§ **WRITTEN INSTRUCTION**:
Wherever "Nguyễn" appears in a line, list that line.
-*-*-
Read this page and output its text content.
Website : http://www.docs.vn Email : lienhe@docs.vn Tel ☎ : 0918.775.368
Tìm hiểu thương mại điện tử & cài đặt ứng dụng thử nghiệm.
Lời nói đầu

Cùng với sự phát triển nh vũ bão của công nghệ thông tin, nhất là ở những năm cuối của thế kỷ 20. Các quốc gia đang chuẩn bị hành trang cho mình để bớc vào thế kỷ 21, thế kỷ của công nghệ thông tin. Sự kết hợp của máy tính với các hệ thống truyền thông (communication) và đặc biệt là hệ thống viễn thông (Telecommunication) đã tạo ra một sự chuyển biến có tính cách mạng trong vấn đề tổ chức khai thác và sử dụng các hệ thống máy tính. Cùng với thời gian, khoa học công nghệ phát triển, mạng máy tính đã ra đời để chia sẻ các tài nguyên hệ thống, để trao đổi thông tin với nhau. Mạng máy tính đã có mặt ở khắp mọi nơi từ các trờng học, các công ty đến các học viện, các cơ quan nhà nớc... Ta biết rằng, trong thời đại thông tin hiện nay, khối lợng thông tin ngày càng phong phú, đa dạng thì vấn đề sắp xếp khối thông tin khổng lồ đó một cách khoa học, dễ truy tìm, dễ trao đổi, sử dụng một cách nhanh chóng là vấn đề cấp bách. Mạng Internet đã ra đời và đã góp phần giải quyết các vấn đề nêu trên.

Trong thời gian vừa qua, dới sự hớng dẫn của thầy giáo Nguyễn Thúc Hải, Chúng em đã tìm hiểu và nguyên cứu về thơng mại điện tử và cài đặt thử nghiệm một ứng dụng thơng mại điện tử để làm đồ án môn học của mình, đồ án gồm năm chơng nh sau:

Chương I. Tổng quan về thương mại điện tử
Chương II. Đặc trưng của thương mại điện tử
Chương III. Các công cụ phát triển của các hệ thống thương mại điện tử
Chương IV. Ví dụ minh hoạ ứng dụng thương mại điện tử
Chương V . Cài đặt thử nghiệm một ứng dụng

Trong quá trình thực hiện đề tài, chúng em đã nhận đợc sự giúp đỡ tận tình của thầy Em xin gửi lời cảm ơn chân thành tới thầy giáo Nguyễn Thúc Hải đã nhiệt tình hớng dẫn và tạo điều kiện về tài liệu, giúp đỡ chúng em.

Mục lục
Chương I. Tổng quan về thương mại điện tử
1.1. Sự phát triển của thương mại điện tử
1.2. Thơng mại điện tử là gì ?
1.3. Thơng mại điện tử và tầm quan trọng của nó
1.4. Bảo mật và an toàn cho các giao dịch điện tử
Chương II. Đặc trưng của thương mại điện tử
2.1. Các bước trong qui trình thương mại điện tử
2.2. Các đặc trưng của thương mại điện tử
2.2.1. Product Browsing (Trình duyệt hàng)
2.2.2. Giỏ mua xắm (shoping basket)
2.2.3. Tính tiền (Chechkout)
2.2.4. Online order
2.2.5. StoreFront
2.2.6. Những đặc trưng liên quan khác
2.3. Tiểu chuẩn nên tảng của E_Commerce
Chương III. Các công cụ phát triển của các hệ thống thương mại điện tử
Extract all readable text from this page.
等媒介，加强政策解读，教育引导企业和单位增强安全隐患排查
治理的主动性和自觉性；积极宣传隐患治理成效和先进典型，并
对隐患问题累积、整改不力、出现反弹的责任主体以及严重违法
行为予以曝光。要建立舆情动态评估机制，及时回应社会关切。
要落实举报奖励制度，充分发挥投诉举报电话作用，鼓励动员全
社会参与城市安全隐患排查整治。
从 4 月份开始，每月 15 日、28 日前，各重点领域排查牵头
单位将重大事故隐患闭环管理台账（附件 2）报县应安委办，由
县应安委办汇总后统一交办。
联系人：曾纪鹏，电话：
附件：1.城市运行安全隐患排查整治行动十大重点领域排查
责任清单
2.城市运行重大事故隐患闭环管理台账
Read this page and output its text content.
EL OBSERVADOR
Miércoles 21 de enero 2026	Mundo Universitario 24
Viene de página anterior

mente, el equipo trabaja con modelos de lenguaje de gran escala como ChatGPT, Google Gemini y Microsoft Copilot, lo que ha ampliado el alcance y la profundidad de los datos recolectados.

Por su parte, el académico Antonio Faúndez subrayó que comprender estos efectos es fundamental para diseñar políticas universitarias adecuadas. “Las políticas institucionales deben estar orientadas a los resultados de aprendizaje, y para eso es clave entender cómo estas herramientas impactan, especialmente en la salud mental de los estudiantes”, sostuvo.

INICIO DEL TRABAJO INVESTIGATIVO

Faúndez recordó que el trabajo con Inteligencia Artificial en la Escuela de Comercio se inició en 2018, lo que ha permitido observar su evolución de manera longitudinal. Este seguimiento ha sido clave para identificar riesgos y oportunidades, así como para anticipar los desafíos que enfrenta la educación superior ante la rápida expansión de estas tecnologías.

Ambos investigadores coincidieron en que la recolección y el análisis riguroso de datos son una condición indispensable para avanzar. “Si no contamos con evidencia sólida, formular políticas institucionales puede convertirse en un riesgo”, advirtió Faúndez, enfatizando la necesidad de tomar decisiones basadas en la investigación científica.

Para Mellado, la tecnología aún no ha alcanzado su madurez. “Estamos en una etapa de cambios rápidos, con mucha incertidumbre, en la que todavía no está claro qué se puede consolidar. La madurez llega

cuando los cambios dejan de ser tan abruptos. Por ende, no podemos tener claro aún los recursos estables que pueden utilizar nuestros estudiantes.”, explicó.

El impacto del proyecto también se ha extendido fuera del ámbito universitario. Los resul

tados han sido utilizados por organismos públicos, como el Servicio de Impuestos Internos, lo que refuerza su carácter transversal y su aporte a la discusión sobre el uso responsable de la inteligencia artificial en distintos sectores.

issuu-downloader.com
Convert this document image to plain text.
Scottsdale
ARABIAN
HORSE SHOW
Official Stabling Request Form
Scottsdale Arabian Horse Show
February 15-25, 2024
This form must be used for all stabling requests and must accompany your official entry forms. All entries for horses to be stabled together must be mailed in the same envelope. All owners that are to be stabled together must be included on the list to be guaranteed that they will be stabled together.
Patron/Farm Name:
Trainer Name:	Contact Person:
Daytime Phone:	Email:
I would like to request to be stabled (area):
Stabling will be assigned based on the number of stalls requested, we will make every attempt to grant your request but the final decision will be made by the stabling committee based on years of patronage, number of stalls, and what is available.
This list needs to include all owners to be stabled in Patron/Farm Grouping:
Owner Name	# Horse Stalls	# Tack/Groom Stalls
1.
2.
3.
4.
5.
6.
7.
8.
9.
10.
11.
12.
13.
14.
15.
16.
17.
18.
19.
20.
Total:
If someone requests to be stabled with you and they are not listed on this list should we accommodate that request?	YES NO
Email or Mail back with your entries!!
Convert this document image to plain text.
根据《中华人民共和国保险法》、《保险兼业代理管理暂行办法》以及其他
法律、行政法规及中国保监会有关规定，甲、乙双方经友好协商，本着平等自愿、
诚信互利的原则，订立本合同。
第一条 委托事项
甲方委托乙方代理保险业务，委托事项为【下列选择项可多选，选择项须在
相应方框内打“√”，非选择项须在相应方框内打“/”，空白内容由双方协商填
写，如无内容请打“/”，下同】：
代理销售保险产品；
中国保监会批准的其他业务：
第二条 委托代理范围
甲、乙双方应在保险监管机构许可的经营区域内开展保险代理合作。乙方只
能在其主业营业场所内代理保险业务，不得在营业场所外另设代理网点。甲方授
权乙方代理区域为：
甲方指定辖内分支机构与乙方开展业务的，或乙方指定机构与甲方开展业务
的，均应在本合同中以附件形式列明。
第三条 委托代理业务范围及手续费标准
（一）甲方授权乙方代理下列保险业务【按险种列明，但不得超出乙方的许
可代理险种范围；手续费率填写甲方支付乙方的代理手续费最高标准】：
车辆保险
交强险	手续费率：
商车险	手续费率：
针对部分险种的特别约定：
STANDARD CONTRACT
-*-*-
§ **THE REPLY**:
Trong thời gian vừa qua, dới sự hớng dẫn của thầy giáo Nguyễn Thúc Hải, Chúng em đã tìm hiểu và nguyên cứu về thơng mại điện tử và cài đặt thử nghiệm một ứng dụng thơng mại điện tử để làm đồ án môn học của mình, đồ án gồm năm chơng nh sau:
Trong quá trình thực hiện đề tài, chúng em đã nhận đợc sự giúp đỡ tận tình của thầy Em xin gửi lời cảm ơn chân thành tới thầy giáo Nguyễn Thúc Hải đã nhiệt tình hớng dẫn và tạo điều kiện về tài liệu, giúp đỡ chúng em.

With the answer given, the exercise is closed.